INSTRUCTIONS TO FOLLOW >> Are you able to quote each entry exactly as written?

Data records:
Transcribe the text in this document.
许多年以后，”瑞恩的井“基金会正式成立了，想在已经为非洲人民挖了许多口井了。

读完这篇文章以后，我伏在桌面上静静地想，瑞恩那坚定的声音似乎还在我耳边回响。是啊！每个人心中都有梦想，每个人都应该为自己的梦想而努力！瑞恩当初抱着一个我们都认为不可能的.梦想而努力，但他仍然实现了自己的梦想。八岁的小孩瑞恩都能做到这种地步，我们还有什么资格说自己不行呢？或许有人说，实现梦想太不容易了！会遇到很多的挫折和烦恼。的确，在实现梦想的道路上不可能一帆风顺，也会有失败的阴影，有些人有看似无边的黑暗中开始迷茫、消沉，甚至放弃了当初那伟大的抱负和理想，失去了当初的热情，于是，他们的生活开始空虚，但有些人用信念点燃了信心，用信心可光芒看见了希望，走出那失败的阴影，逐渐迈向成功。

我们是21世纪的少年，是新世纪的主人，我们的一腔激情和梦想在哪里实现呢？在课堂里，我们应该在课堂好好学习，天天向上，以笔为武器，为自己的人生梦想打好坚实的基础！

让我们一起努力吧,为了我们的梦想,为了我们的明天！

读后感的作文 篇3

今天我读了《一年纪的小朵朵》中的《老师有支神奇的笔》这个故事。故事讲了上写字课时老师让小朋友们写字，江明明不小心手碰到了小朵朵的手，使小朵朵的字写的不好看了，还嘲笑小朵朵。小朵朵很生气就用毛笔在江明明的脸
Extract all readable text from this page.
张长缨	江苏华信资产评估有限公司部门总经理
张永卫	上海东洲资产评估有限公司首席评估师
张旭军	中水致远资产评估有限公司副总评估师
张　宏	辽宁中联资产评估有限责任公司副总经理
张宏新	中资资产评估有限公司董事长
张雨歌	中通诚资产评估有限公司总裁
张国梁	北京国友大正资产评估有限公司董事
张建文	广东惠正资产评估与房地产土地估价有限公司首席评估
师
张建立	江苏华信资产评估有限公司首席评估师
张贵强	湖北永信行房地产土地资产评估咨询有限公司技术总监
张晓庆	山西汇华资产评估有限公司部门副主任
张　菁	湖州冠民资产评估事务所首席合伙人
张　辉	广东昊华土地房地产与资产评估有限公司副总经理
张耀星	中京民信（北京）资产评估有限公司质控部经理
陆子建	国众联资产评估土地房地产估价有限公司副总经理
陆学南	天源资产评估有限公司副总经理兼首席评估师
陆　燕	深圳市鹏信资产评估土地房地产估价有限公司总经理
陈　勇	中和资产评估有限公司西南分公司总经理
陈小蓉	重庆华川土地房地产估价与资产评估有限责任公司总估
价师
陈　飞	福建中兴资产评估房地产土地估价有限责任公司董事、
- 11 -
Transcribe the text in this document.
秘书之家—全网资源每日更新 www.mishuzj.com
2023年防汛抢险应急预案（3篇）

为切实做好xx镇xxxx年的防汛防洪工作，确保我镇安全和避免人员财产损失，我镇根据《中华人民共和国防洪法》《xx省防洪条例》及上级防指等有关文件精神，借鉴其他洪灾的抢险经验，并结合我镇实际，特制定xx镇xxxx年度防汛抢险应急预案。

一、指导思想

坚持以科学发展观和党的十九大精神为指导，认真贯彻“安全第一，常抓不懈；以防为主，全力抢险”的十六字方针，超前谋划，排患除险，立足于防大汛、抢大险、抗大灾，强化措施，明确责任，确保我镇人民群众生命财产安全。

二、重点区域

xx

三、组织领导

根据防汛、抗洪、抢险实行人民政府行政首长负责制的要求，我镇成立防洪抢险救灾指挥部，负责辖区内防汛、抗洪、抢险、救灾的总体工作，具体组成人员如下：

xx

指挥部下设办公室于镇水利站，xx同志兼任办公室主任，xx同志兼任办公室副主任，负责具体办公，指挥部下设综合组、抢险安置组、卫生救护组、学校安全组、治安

SOLUTION TO THIS PROBLEM >>
Transcribe the text in this document.
许多年以后，”瑞恩的井“基金会正式成立了，想在已经为非洲人民挖了许多口井了。

读完这篇文章以后，我伏在桌面上静静地想，瑞恩那坚定的声音似乎还在我耳边回响。是啊！每个人心中都有梦想，每个人都应该为自己的梦想而努力！瑞恩当初抱着一个我们都认为不可能的.梦想而努力，但他仍然实现了自己的梦想。八岁的小孩瑞恩都能做到这种地步，我们还有什么资格说自己不行呢？或许有人说，实现梦想太不容易了！会遇到很多的挫折和烦恼。的确，在实现梦想的道路上不可能一帆风顺，也会有失败的阴影，有些人有看似无边的黑暗中开始迷茫、消沉，甚至放弃了当初那伟大的抱负和理想，失去了当初的热情，于是，他们的生活开始空虚，但有些人用信念点燃了信心，用信心可光芒看见了希望，走出那失败的阴影，逐渐迈向成功。

我们是21世纪的少年，是新世纪的主人，我们的一腔激情和梦想在哪里实现呢？在课堂里，我们应该在课堂好好学习，天天向上，以笔为武器，为自己的人生梦想打好坚实的基础！

让我们一起努力吧,为了我们的梦想,为了我们的明天！

读后感的作文 篇3

今天我读了《一年纪的小朵朵》中的《老师有支神奇的笔》这个故事。故事讲了上写字课时老师让小朋友们写字，江明明不小心手碰到了小朵朵的手，使小朵朵的字写的不好看了，还嘲笑小朵朵。小朵朵很生气就用毛笔在江明明的脸
Extract all readable text from this page.
张长缨	江苏华信资产评估有限公司部门总经理
张永卫	上海东洲资产评估有限公司首席评估师
张旭军	中水致远资产评估有限公司副总评估师
张　宏	辽宁中联资产评估有限责任公司副总经理
张宏新	中资资产评估有限公司董事长
张雨歌	中通诚资产评估有限公司总裁
张国梁	北京国友大正资产评估有限公司董事
张建文	广东惠正资产评估与房地产土地估价有限公司首席评估
师
张建立	江苏华信资产评估有限公司首席评估师
张贵强	湖北永信行房地产土地资产评估咨询有限公司技术总监
张晓庆	山西汇华资产评估有限公司部门副主任
张　菁	湖州冠民资产评估事务所首席合伙人
张　辉	广东昊华土地房地产与资产评估有限公司副总经理
张耀星	中京民信（北京）资产评估有限公司质控部经理
陆子建	国众联资产评估土地房地产估价有限公司副总经理
陆学南	天源资产评估有限公司副总经理兼首席评估师
陆　燕	深圳市鹏信资产评估土地房地产估价有限公司总经理
陈　勇	中和资产评估有限公司西南分公司总经理
陈小蓉	重庆华川土地房地产估价与资产评估有限责任公司总估
价师
陈　飞	福建中兴资产评估房地产土地估价有限责任公司董事、
- 11 -
Transcribe the text in this document.
秘书之家—全网资源每日更新 www.mishuzj.com
2023年防汛抢险应急预案（3篇）

为切实做好xx镇xxxx年的防汛防洪工作，确保我镇安全和避免人员财产损失，我镇根据《中华人民共和国防洪法》《xx省防洪条例》及上级防指等有关文件精神，借鉴其他洪灾的抢险经验，并结合我镇实际，特制定xx镇xxxx年度防汛抢险应急预案。

一、指导思想

坚持以科学发展观和党的十九大精神为指导，认真贯彻“安全第一，常抓不懈；以防为主，全力抢险”的十六字方针，超前谋划，排患除险，立足于防大汛、抢大险、抗大灾，强化措施，明确责任，确保我镇人民群众生命财产安全。

二、重点区域

xx

三、组织领导

根据防汛、抗洪、抢险实行人民政府行政首长负责制的要求，我镇成立防洪抢险救灾指挥部，负责辖区内防汛、抗洪、抢险、救灾的总体工作，具体组成人员如下：

xx

指挥部下设办公室于镇水利站，xx同志兼任办公室主任，xx同志兼任办公室副主任，负责具体办公，指挥部下设综合组、抢险安置组、卫生救护组、学校安全组、治安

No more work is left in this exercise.